[start Listed entries]

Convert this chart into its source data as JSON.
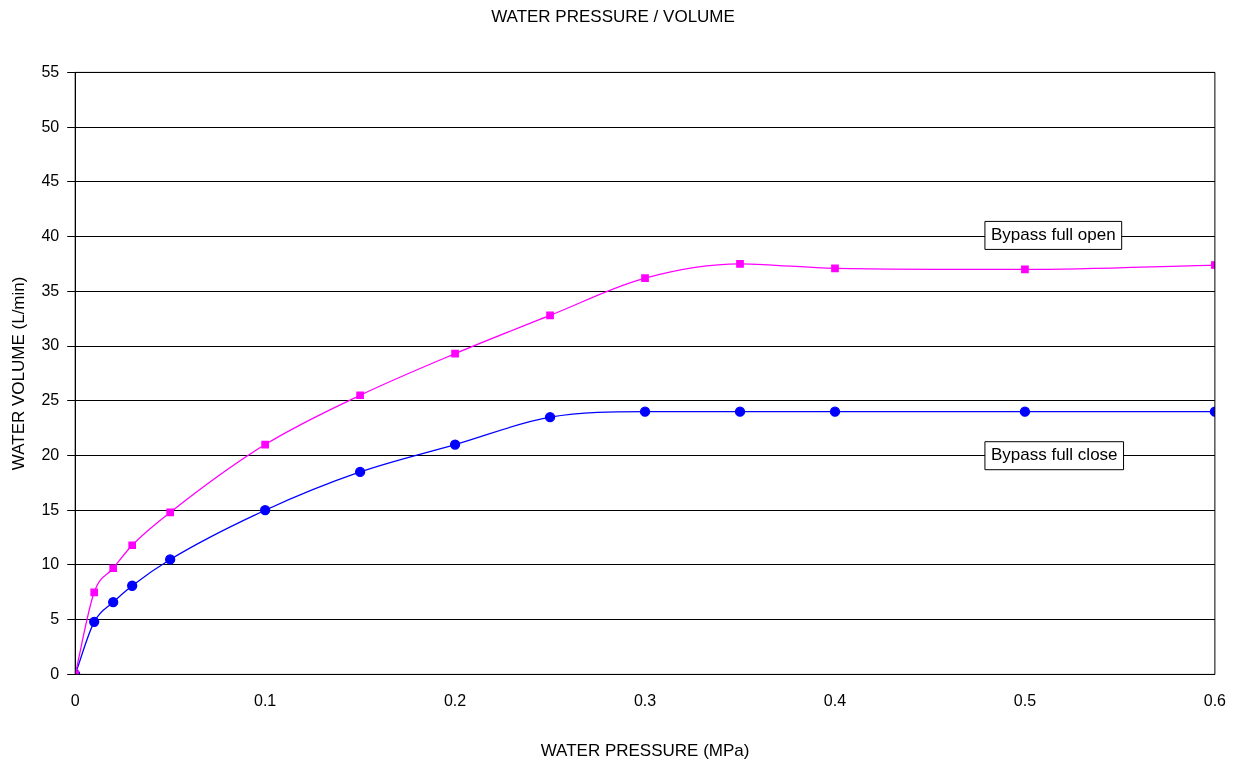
{
  "chart_data": {
    "type": "line",
    "title": "WATER PRESSURE / VOLUME",
    "xlabel": "WATER PRESSURE (MPa)",
    "ylabel": "WATER VOLUME (L/min)",
    "x": [
      0,
      0.01,
      0.02,
      0.03,
      0.05,
      0.1,
      0.15,
      0.2,
      0.25,
      0.3,
      0.35,
      0.4,
      0.5,
      0.6
    ],
    "series": [
      {
        "name": "Bypass full open",
        "color": "#ff00ff",
        "marker": "square",
        "values": [
          0,
          7.5,
          9.7,
          11.8,
          14.8,
          21,
          25.5,
          29.3,
          32.8,
          36.2,
          37.5,
          37.1,
          37,
          37.4
        ]
      },
      {
        "name": "Bypass full close",
        "color": "#0000ff",
        "marker": "circle",
        "values": [
          0,
          4.8,
          6.6,
          8.1,
          10.5,
          15,
          18.5,
          21,
          23.5,
          24,
          24,
          24,
          24,
          24
        ]
      }
    ],
    "xlim": [
      0,
      0.6
    ],
    "xticks": [
      0,
      0.1,
      0.2,
      0.3,
      0.4,
      0.5,
      0.6
    ],
    "ylim": [
      0,
      55
    ],
    "yticks": [
      0,
      5,
      10,
      15,
      20,
      25,
      30,
      35,
      40,
      45,
      50,
      55
    ],
    "grid": "y",
    "legend": false
  }
}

[end Listed entries]

### Given task
Will you set down the records word for word while leaving out every picture?

### Response below
Convert this chart into its source data as JSON.
{
  "chart_data": {
    "type": "line",
    "title": "WATER PRESSURE / VOLUME",
    "xlabel": "WATER PRESSURE (MPa)",
    "ylabel": "WATER VOLUME (L/min)",
    "x": [
      0,
      0.01,
      0.02,
      0.03,
      0.05,
      0.1,
      0.15,
      0.2,
      0.25,
      0.3,
      0.35,
      0.4,
      0.5,
      0.6
    ],
    "series": [
      {
        "name": "Bypass full open",
        "color": "#ff00ff",
        "marker": "square",
        "values": [
          0,
          7.5,
          9.7,
          11.8,
          14.8,
          21,
          25.5,
          29.3,
          32.8,
          36.2,
          37.5,
          37.1,
          37,
          37.4
        ]
      },
      {
        "name": "Bypass full close",
        "color": "#0000ff",
        "marker": "circle",
        "values": [
          0,
          4.8,
          6.6,
          8.1,
          10.5,
          15,
          18.5,
          21,
          23.5,
          24,
          24,
          24,
          24,
          24
        ]
      }
    ],
    "xlim": [
      0,
      0.6
    ],
    "xticks": [
      0,
      0.1,
      0.2,
      0.3,
      0.4,
      0.5,
      0.6
    ],
    "ylim": [
      0,
      55
    ],
    "yticks": [
      0,
      5,
      10,
      15,
      20,
      25,
      30,
      35,
      40,
      45,
      50,
      55
    ],
    "grid": "y",
    "legend": false
  }
}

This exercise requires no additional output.